Records from a dataset
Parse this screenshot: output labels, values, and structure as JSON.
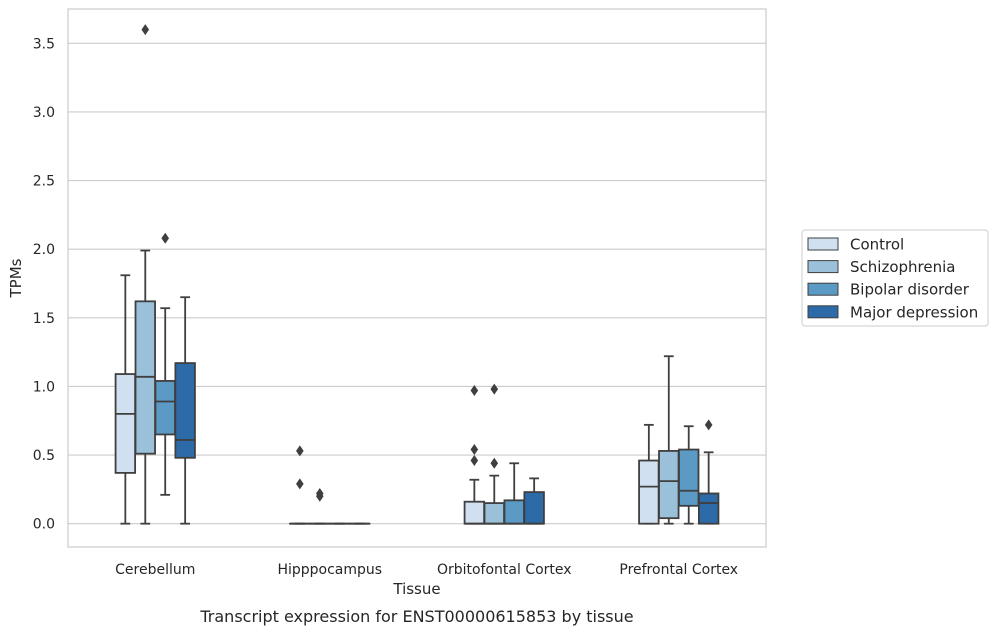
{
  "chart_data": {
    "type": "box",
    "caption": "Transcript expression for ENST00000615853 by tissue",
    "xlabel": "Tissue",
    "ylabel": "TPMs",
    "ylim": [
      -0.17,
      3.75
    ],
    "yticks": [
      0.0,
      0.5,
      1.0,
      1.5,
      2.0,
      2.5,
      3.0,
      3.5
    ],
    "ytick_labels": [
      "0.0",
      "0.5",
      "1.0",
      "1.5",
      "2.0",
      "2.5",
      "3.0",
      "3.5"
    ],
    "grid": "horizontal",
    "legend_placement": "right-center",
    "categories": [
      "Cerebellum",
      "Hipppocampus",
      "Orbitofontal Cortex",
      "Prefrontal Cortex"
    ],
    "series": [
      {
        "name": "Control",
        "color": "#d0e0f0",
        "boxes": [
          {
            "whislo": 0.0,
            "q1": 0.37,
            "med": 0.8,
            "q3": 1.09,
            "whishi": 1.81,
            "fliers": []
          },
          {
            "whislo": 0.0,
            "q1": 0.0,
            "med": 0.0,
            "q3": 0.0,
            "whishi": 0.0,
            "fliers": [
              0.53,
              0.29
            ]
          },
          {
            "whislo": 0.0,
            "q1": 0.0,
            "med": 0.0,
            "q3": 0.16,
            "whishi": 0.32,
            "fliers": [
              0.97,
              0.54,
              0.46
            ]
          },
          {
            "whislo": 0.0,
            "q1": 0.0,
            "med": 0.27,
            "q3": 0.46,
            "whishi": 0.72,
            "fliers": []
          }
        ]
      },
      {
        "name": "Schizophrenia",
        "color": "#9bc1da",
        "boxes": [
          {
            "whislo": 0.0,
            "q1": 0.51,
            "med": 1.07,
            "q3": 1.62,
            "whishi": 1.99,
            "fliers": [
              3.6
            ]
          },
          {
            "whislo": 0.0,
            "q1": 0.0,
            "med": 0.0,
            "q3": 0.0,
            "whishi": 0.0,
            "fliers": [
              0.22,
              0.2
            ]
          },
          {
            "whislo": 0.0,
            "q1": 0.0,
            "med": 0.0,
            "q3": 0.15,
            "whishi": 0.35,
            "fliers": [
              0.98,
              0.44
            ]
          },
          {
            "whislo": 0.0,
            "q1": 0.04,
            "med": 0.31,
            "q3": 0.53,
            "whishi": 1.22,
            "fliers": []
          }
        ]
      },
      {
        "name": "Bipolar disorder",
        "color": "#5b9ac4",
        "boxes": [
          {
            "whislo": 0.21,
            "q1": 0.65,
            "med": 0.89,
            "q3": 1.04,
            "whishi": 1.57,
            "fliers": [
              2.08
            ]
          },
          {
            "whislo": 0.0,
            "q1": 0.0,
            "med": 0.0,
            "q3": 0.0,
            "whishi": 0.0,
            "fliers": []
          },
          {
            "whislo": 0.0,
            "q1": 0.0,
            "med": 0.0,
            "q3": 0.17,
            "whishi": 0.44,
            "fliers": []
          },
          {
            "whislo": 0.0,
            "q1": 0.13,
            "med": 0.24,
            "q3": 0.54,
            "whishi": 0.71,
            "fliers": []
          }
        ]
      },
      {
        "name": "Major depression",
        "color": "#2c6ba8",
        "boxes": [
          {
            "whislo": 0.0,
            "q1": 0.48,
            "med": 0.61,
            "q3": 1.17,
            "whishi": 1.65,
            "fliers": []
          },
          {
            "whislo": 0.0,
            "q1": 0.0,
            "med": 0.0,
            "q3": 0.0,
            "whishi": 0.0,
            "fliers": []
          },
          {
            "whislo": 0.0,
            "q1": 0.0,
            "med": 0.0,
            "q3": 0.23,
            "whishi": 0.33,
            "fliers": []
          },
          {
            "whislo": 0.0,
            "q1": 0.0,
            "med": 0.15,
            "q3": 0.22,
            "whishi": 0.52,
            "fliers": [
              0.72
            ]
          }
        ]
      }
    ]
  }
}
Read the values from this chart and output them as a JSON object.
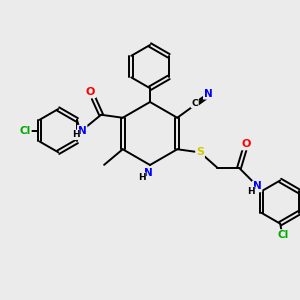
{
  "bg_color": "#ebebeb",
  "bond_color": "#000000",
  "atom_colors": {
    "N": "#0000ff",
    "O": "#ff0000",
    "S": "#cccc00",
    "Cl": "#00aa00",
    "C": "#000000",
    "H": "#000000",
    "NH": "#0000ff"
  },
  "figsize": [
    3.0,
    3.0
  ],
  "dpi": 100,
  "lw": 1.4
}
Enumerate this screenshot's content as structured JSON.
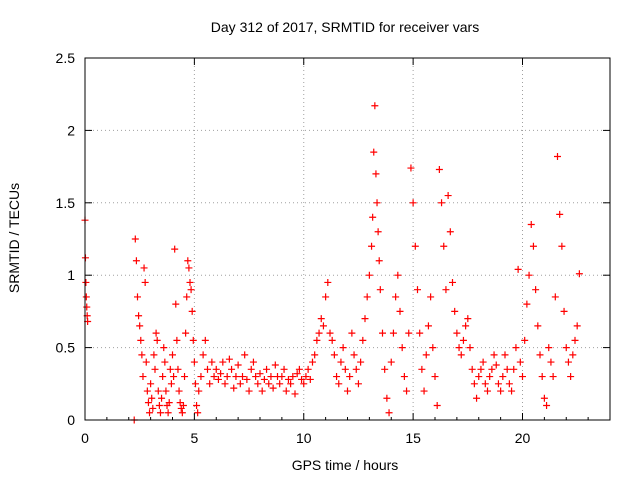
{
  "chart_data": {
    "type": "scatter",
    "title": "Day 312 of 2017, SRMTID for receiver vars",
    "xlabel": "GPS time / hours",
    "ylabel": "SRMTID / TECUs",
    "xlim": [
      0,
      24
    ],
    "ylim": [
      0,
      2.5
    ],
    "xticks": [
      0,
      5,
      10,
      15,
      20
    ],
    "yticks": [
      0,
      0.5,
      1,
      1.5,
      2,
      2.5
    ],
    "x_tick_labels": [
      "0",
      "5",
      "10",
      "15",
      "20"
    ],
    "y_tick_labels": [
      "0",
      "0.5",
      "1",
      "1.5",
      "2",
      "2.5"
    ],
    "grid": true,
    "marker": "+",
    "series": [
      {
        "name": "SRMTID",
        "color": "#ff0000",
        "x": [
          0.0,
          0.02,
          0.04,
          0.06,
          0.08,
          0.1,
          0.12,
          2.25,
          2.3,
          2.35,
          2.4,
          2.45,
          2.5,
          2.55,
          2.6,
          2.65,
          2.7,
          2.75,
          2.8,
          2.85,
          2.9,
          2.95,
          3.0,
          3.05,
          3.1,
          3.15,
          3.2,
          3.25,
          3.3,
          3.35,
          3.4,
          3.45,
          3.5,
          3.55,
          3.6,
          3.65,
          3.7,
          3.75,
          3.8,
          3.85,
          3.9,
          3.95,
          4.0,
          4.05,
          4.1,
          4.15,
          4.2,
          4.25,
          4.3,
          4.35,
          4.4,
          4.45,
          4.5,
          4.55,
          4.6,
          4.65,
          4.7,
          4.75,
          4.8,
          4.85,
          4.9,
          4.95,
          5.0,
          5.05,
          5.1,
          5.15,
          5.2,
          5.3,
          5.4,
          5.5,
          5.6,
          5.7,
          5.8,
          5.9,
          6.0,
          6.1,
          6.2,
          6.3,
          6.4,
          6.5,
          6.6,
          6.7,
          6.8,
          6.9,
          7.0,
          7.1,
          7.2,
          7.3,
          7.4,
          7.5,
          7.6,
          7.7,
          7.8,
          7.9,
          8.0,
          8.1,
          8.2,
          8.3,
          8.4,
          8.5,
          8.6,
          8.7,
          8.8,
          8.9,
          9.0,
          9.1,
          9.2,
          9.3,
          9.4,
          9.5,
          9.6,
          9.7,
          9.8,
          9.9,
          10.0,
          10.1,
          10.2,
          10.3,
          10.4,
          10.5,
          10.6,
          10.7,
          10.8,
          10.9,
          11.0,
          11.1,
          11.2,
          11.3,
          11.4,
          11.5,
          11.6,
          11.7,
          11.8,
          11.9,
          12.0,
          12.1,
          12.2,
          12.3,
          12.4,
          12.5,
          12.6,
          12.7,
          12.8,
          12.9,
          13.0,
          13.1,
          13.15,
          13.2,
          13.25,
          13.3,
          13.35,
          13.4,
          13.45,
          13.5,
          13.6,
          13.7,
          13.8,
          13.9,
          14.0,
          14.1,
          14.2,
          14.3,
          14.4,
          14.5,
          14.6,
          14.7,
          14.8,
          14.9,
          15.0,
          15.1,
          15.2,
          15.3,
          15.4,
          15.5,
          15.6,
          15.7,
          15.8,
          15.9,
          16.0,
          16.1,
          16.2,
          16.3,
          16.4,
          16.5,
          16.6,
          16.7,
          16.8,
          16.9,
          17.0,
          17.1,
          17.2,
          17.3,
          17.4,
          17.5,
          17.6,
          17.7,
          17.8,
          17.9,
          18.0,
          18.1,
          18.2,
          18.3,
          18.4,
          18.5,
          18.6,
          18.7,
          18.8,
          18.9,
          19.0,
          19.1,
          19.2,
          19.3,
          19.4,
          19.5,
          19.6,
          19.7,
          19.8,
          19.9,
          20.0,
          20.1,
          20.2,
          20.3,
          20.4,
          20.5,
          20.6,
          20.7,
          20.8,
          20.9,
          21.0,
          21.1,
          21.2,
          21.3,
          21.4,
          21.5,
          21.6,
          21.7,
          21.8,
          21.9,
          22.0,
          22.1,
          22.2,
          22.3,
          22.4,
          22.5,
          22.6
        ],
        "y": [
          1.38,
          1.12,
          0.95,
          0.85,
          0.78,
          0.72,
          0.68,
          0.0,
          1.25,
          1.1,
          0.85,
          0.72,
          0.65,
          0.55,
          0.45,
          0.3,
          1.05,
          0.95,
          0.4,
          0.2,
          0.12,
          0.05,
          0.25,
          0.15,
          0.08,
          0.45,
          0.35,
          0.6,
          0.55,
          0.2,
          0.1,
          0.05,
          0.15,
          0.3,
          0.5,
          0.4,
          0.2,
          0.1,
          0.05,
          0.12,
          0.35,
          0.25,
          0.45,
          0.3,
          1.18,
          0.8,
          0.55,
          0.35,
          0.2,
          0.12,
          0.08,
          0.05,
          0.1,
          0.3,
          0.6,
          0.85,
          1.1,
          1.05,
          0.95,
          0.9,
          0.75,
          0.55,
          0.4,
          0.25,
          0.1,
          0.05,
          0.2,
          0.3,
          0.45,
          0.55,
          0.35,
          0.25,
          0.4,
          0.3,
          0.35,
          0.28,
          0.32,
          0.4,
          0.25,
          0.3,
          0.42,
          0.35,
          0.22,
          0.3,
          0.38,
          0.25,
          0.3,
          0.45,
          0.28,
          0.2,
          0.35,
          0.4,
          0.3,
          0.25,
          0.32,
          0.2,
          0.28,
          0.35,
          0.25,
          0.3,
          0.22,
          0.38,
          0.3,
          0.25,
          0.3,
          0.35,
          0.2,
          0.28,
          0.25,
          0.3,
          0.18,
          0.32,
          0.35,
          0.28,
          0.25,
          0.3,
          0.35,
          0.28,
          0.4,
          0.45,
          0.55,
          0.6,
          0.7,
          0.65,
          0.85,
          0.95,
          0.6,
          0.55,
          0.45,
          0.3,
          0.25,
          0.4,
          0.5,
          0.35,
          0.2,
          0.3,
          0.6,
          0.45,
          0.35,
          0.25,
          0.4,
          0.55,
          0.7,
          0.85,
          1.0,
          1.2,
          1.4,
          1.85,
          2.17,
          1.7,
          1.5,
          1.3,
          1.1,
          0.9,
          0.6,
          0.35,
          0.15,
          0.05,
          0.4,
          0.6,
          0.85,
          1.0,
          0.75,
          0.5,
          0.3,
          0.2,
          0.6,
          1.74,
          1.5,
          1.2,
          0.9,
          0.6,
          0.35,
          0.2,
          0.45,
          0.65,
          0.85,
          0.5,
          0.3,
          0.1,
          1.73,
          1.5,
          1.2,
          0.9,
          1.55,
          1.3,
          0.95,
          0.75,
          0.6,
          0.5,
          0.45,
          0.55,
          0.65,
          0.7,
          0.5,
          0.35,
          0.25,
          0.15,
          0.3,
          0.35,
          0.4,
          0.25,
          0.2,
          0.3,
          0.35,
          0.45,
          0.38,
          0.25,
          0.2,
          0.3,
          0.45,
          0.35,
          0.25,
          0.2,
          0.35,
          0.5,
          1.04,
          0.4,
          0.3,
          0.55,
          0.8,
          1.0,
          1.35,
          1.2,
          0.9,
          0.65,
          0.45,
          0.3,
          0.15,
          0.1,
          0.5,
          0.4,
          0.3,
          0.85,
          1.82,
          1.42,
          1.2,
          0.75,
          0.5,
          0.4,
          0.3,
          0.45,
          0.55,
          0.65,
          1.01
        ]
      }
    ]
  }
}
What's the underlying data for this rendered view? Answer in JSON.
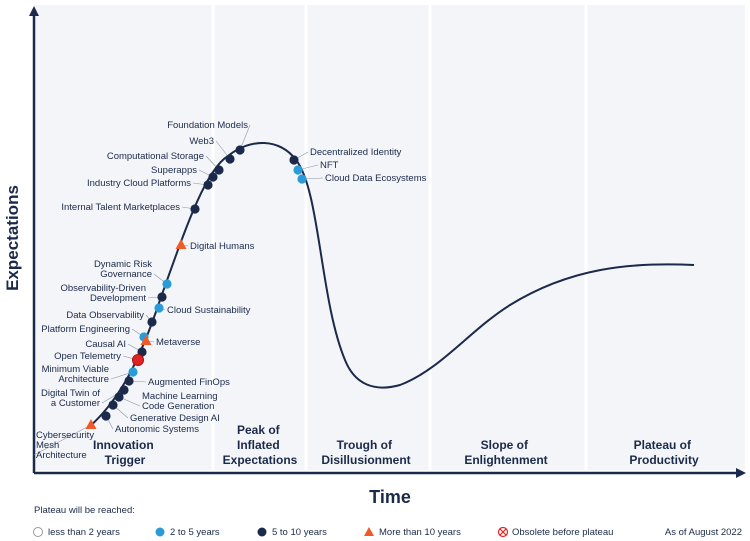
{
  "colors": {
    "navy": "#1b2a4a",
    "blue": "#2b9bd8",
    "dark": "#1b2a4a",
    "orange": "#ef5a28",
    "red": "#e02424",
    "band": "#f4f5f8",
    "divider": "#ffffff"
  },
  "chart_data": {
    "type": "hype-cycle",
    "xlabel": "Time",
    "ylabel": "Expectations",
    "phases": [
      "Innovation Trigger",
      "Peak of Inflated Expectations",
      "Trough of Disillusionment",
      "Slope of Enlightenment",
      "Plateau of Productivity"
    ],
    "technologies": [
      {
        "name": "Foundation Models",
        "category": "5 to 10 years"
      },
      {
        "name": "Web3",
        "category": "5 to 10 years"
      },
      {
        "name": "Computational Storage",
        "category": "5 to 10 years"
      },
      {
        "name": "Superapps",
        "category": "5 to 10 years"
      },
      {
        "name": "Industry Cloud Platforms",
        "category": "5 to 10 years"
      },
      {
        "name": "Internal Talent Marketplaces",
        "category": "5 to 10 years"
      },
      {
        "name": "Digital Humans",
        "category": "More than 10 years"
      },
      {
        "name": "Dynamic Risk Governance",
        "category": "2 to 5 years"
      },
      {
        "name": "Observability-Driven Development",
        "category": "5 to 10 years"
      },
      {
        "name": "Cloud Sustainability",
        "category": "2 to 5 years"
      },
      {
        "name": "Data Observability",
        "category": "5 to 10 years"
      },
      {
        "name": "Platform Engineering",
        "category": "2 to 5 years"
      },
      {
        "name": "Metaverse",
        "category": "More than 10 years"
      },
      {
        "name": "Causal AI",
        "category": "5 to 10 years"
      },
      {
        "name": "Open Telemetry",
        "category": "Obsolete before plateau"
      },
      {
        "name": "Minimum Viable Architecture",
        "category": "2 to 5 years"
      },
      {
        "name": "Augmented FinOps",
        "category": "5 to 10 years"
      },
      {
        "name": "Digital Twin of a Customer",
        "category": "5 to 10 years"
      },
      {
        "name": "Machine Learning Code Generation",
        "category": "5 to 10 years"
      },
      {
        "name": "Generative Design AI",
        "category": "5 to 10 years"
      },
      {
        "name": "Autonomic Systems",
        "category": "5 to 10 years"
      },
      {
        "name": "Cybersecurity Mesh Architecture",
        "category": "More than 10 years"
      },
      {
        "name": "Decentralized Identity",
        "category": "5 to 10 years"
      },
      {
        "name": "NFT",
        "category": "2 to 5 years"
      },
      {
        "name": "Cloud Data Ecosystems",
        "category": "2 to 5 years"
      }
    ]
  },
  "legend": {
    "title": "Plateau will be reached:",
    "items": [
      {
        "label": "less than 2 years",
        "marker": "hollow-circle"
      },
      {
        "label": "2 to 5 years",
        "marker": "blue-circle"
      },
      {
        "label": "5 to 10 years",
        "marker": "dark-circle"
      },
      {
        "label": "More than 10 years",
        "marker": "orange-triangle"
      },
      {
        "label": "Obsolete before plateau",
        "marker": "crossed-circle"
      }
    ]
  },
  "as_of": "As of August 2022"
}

#### [Given task]
Find the word "before" in the material, then list each line that holds it.

#### [The answer]
        "category": "Obsolete before plateau"
        "label": "Obsolete before plateau",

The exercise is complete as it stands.